Report the count of lines containing the word "Rate" in the entries below, and nothing more.

........

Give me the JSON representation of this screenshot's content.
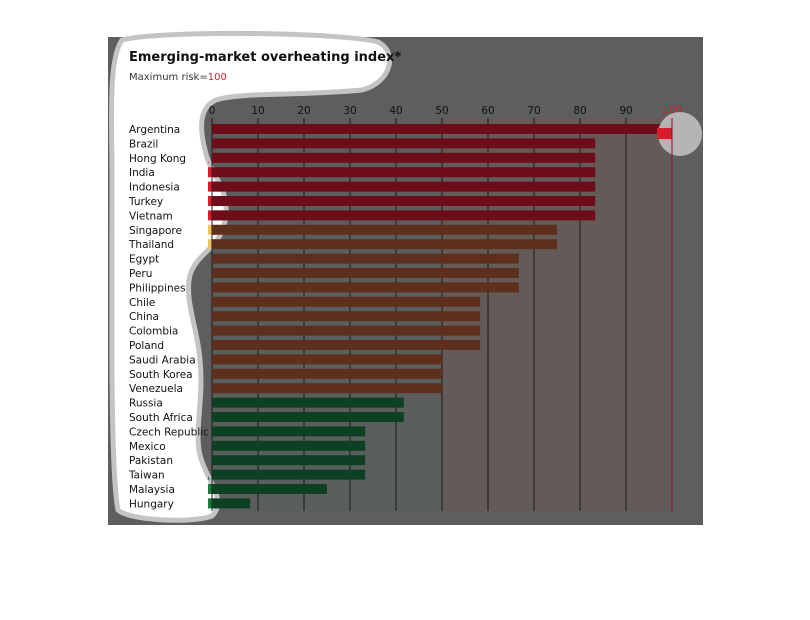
{
  "chart_data": {
    "type": "bar",
    "orientation": "horizontal",
    "title": "Emerging-market overheating index*",
    "subtitle_prefix": "Maximum risk=",
    "subtitle_value": "100",
    "xlim": [
      0,
      100
    ],
    "ticks": [
      "0",
      "10",
      "20",
      "30",
      "40",
      "50",
      "60",
      "70",
      "80",
      "90",
      "100"
    ],
    "grid": true,
    "categories": [
      "Argentina",
      "Brazil",
      "Hong Kong",
      "India",
      "Indonesia",
      "Turkey",
      "Vietnam",
      "Singapore",
      "Thailand",
      "Egypt",
      "Peru",
      "Philippines",
      "Chile",
      "China",
      "Colombia",
      "Poland",
      "Saudi Arabia",
      "South Korea",
      "Venezuela",
      "Russia",
      "South Africa",
      "Czech Republic",
      "Mexico",
      "Pakistan",
      "Taiwan",
      "Malaysia",
      "Hungary"
    ],
    "values": [
      100,
      83.3,
      83.3,
      83.3,
      83.3,
      83.3,
      83.3,
      75,
      75,
      66.7,
      66.7,
      66.7,
      58.3,
      58.3,
      58.3,
      58.3,
      50,
      50,
      50,
      41.7,
      41.7,
      33.3,
      33.3,
      33.3,
      33.3,
      25,
      8.3
    ],
    "colors": {
      "high": "#6e0d1a",
      "medium": "#5e2f1c",
      "low": "#0e4024",
      "panel": "#5e5e5e",
      "band_high": "#d81c2c",
      "band_medium": "#f2c25c",
      "band_low": "#1c7a3e",
      "value_highlight": "#d81c2c"
    }
  }
}
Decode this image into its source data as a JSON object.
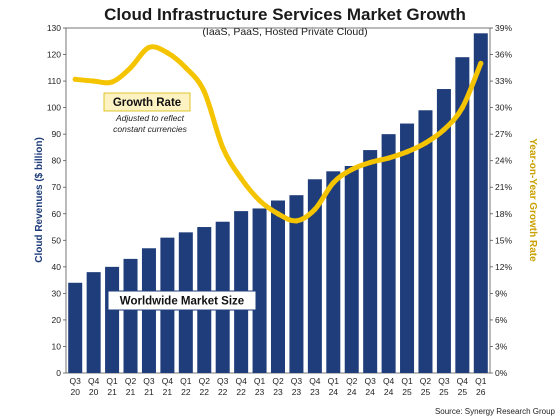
{
  "chart_data": {
    "type": "bar",
    "title": "Cloud Infrastructure Services Market Growth",
    "subtitle": "(IaaS, PaaS, Hosted Private Cloud)",
    "ylabel": "Cloud Revenues ($ billion)",
    "y2label": "Year-on-Year Growth Rate",
    "ylim": [
      0,
      130
    ],
    "y2lim": [
      0,
      39
    ],
    "y_ticks": [
      "0",
      "10",
      "20",
      "30",
      "40",
      "50",
      "60",
      "70",
      "80",
      "90",
      "100",
      "110",
      "120",
      "130"
    ],
    "y2_ticks": [
      "0%",
      "3%",
      "6%",
      "9%",
      "12%",
      "15%",
      "18%",
      "21%",
      "24%",
      "27%",
      "30%",
      "33%",
      "36%",
      "39%"
    ],
    "grid": false,
    "categories": [
      {
        "q": "Q3",
        "y": "20"
      },
      {
        "q": "Q4",
        "y": "20"
      },
      {
        "q": "Q1",
        "y": "21"
      },
      {
        "q": "Q2",
        "y": "21"
      },
      {
        "q": "Q3",
        "y": "21"
      },
      {
        "q": "Q4",
        "y": "21"
      },
      {
        "q": "Q1",
        "y": "22"
      },
      {
        "q": "Q2",
        "y": "22"
      },
      {
        "q": "Q3",
        "y": "22"
      },
      {
        "q": "Q4",
        "y": "22"
      },
      {
        "q": "Q1",
        "y": "23"
      },
      {
        "q": "Q2",
        "y": "23"
      },
      {
        "q": "Q3",
        "y": "23"
      },
      {
        "q": "Q4",
        "y": "23"
      },
      {
        "q": "Q1",
        "y": "24"
      },
      {
        "q": "Q2",
        "y": "24"
      },
      {
        "q": "Q3",
        "y": "24"
      },
      {
        "q": "Q4",
        "y": "24"
      },
      {
        "q": "Q1",
        "y": "25"
      },
      {
        "q": "Q2",
        "y": "25"
      },
      {
        "q": "Q3",
        "y": "25"
      },
      {
        "q": "Q4",
        "y": "25"
      },
      {
        "q": "Q1",
        "y": "26"
      }
    ],
    "series": [
      {
        "name": "Worldwide Market Size",
        "kind": "bar",
        "axis": "left",
        "color": "#1f3d7a",
        "values": [
          34,
          38,
          40,
          43,
          47,
          51,
          53,
          55,
          57,
          61,
          62,
          65,
          67,
          73,
          76,
          78,
          84,
          90,
          94,
          99,
          107,
          119,
          128
        ]
      },
      {
        "name": "Growth Rate",
        "kind": "line",
        "axis": "right",
        "color": "#f5c400",
        "values": [
          33.2,
          33.0,
          32.9,
          34.5,
          36.8,
          36.2,
          34.5,
          31.8,
          25.5,
          22.0,
          19.5,
          18.0,
          17.2,
          18.5,
          21.5,
          23.0,
          23.8,
          24.3,
          25.0,
          26.0,
          27.5,
          30.0,
          35.0
        ]
      }
    ],
    "annotations": {
      "growth_title": "Growth Rate",
      "growth_note_1": "Adjusted to reflect",
      "growth_note_2": "constant currencies",
      "market_label": "Worldwide Market Size"
    },
    "source": "Source: Synergy Research Group",
    "colors": {
      "bar": "#1f3d7a",
      "line": "#f5c400",
      "label_box": "#fdf2c2",
      "market_box": "#ffffff"
    }
  }
}
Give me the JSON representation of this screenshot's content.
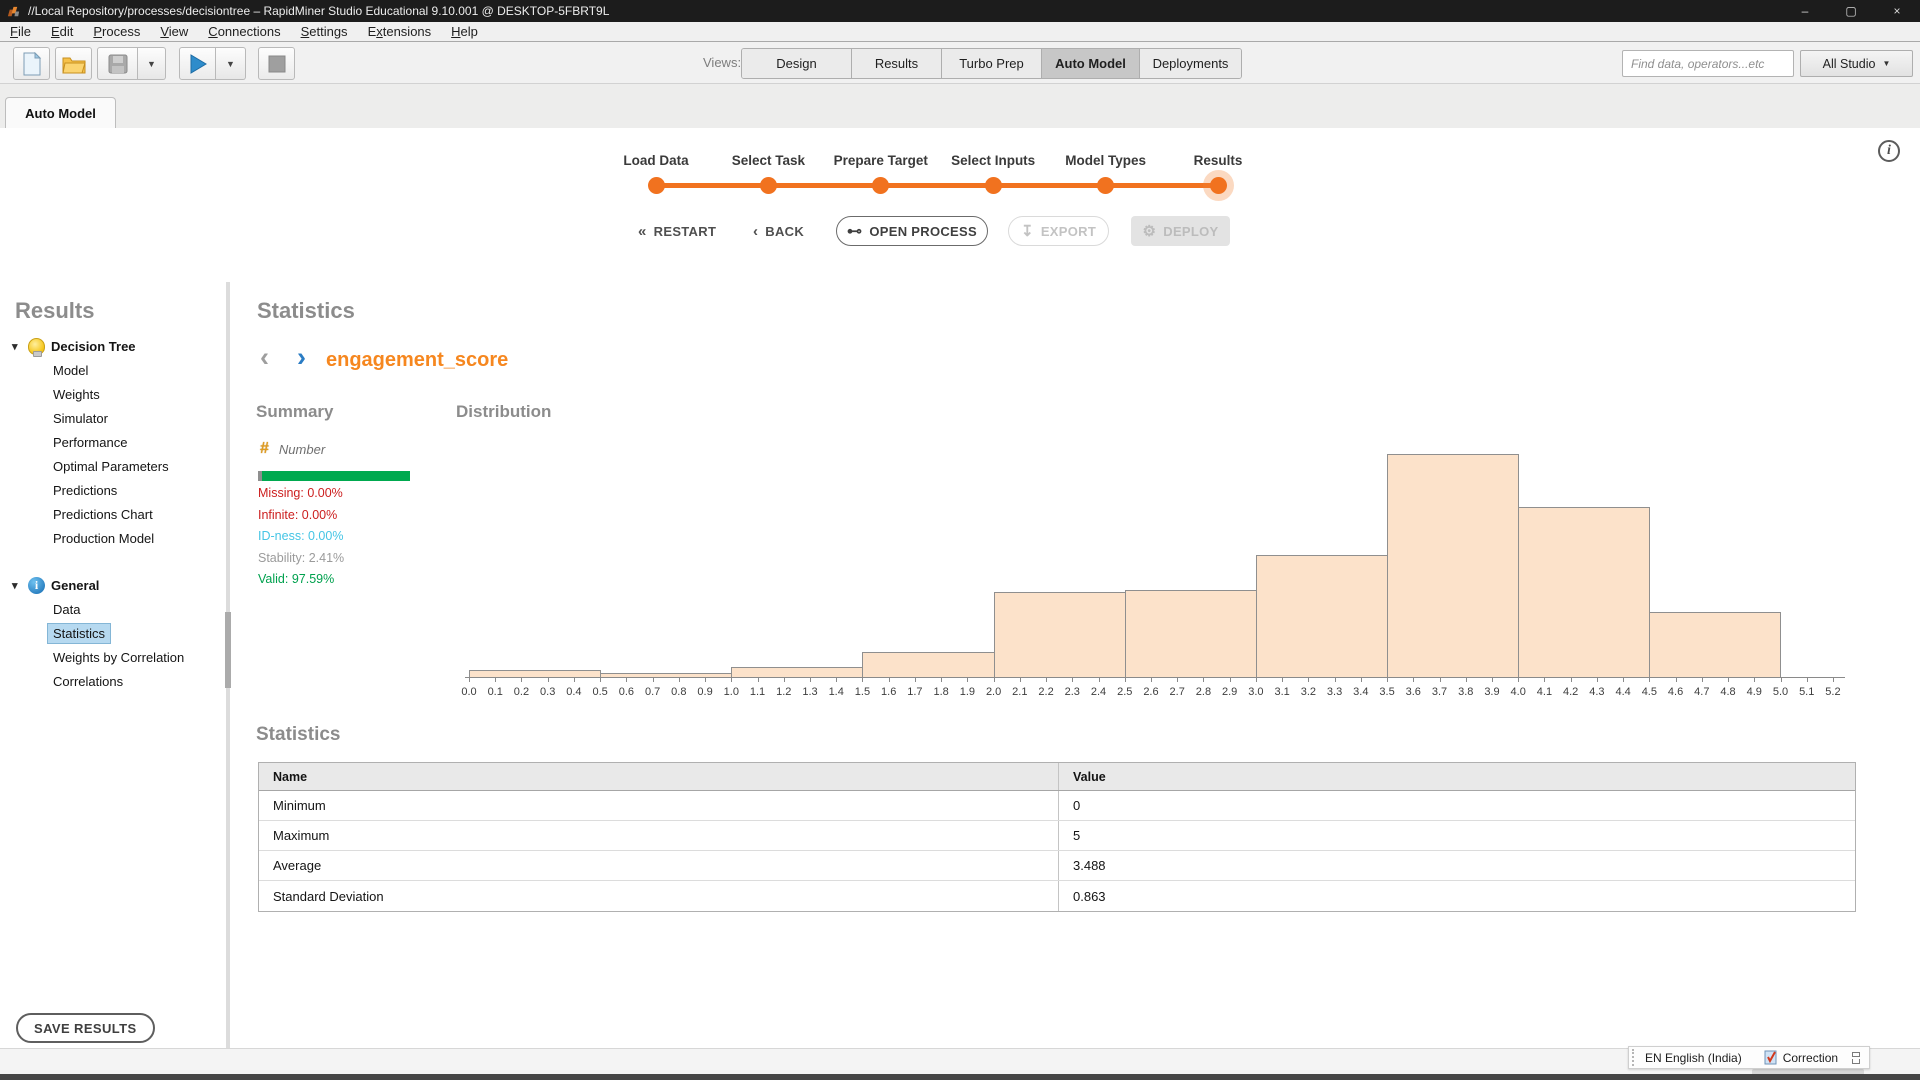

........

▶ Reply to the task
3